_TASK PROMPT_
All of the data should be reproduced word for word, though its pictures must be omitted.

[Dataset rows for apps and sites]
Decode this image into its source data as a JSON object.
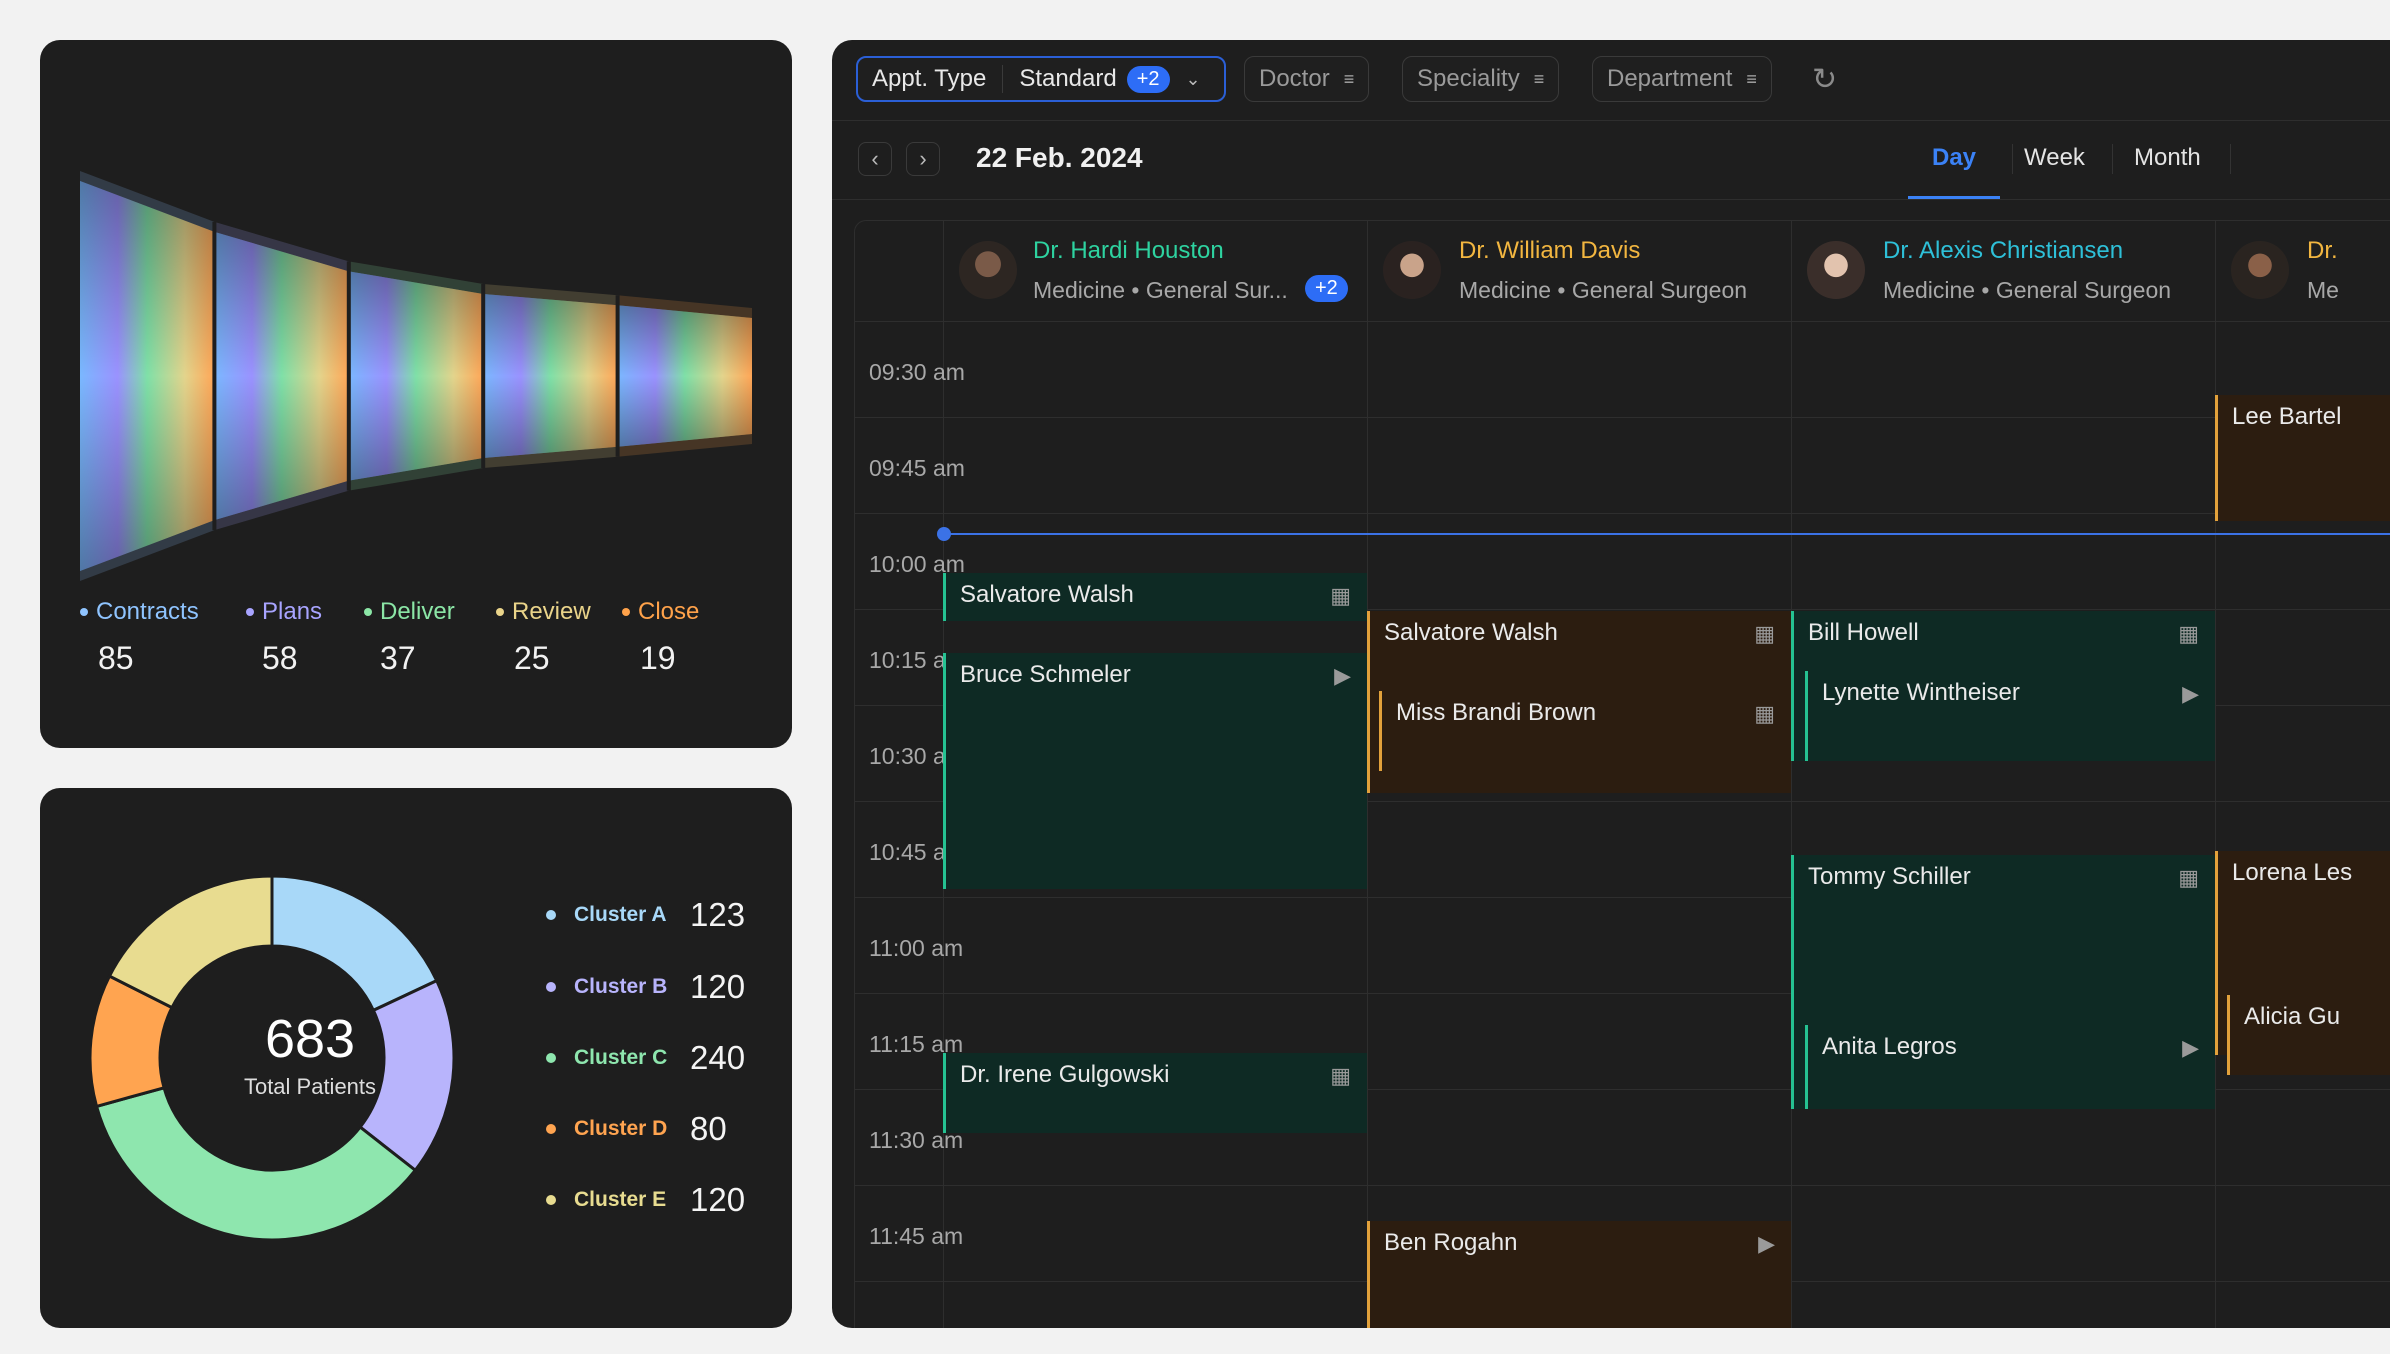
{
  "funnel": {
    "stages": [
      {
        "name": "Contracts",
        "value": "85",
        "color": "#8fc4ff"
      },
      {
        "name": "Plans",
        "value": "58",
        "color": "#a8a4ff"
      },
      {
        "name": "Deliver",
        "value": "37",
        "color": "#8be6a6"
      },
      {
        "name": "Review",
        "value": "25",
        "color": "#ead48a"
      },
      {
        "name": "Close",
        "value": "19",
        "color": "#ffa24a"
      }
    ]
  },
  "donut": {
    "total": "683",
    "caption": "Total Patients",
    "clusters": [
      {
        "name": "Cluster A",
        "value": "123",
        "color": "#a8d8f8"
      },
      {
        "name": "Cluster B",
        "value": "120",
        "color": "#b8b4fc"
      },
      {
        "name": "Cluster C",
        "value": "240",
        "color": "#8ee6ae"
      },
      {
        "name": "Cluster D",
        "value": "80",
        "color": "#ffa450"
      },
      {
        "name": "Cluster E",
        "value": "120",
        "color": "#e8dc90"
      }
    ]
  },
  "scheduler": {
    "filters": {
      "appt_type_label": "Appt. Type",
      "appt_type_value": "Standard",
      "appt_type_badge": "+2",
      "doctor": "Doctor",
      "speciality": "Speciality",
      "department": "Department"
    },
    "date": "22 Feb. 2024",
    "views": {
      "day": "Day",
      "week": "Week",
      "month": "Month"
    },
    "times": [
      "09:30 am",
      "09:45 am",
      "10:00 am",
      "10:15 am",
      "10:30 am",
      "10:45 am",
      "11:00 am",
      "11:15 am",
      "11:30 am",
      "11:45 am"
    ],
    "doctors": [
      {
        "name": "Dr. Hardi Houston",
        "sub": "Medicine • General Sur...",
        "badge": "+2",
        "color": "#2ed3a0"
      },
      {
        "name": "Dr. William Davis",
        "sub": "Medicine • General Surgeon",
        "color": "#f2b640"
      },
      {
        "name": "Dr. Alexis Christiansen",
        "sub": "Medicine • General Surgeon",
        "color": "#2ec0d8"
      },
      {
        "name": "Dr.",
        "sub": "Me",
        "color": "#f2b640"
      }
    ],
    "appointments": {
      "a1": "Salvatore Walsh",
      "a2": "Bruce Schmeler",
      "a3": "Dr. Irene Gulgowski",
      "a4": "Salvatore Walsh",
      "a5": "Miss Brandi Brown",
      "a6": "Ben Rogahn",
      "a7": "Bill Howell",
      "a8": "Lynette Wintheiser",
      "a9": "Tommy Schiller",
      "a10": "Anita Legros",
      "a11": "Lee Bartel",
      "a12": "Lorena Les",
      "a13": "Alicia Gu"
    }
  }
}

_EXERCISE RESPONSE_
Decode this image into its source data as a JSON object.
{
  "funnel": {
    "stages": [
      {
        "name": "Contracts",
        "value": "85",
        "color": "#8fc4ff"
      },
      {
        "name": "Plans",
        "value": "58",
        "color": "#a8a4ff"
      },
      {
        "name": "Deliver",
        "value": "37",
        "color": "#8be6a6"
      },
      {
        "name": "Review",
        "value": "25",
        "color": "#ead48a"
      },
      {
        "name": "Close",
        "value": "19",
        "color": "#ffa24a"
      }
    ]
  },
  "donut": {
    "total": "683",
    "caption": "Total Patients",
    "clusters": [
      {
        "name": "Cluster A",
        "value": "123",
        "color": "#a8d8f8"
      },
      {
        "name": "Cluster B",
        "value": "120",
        "color": "#b8b4fc"
      },
      {
        "name": "Cluster C",
        "value": "240",
        "color": "#8ee6ae"
      },
      {
        "name": "Cluster D",
        "value": "80",
        "color": "#ffa450"
      },
      {
        "name": "Cluster E",
        "value": "120",
        "color": "#e8dc90"
      }
    ]
  },
  "scheduler": {
    "filters": {
      "appt_type_label": "Appt. Type",
      "appt_type_value": "Standard",
      "appt_type_badge": "+2",
      "doctor": "Doctor",
      "speciality": "Speciality",
      "department": "Department"
    },
    "date": "22 Feb. 2024",
    "views": {
      "day": "Day",
      "week": "Week",
      "month": "Month"
    },
    "times": [
      "09:30 am",
      "09:45 am",
      "10:00 am",
      "10:15 am",
      "10:30 am",
      "10:45 am",
      "11:00 am",
      "11:15 am",
      "11:30 am",
      "11:45 am"
    ],
    "doctors": [
      {
        "name": "Dr. Hardi Houston",
        "sub": "Medicine • General Sur...",
        "badge": "+2",
        "color": "#2ed3a0"
      },
      {
        "name": "Dr. William Davis",
        "sub": "Medicine • General Surgeon",
        "color": "#f2b640"
      },
      {
        "name": "Dr. Alexis Christiansen",
        "sub": "Medicine • General Surgeon",
        "color": "#2ec0d8"
      },
      {
        "name": "Dr.",
        "sub": "Me",
        "color": "#f2b640"
      }
    ],
    "appointments": {
      "a1": "Salvatore Walsh",
      "a2": "Bruce Schmeler",
      "a3": "Dr. Irene Gulgowski",
      "a4": "Salvatore Walsh",
      "a5": "Miss Brandi Brown",
      "a6": "Ben Rogahn",
      "a7": "Bill Howell",
      "a8": "Lynette Wintheiser",
      "a9": "Tommy Schiller",
      "a10": "Anita Legros",
      "a11": "Lee Bartel",
      "a12": "Lorena Les",
      "a13": "Alicia Gu"
    }
  }
}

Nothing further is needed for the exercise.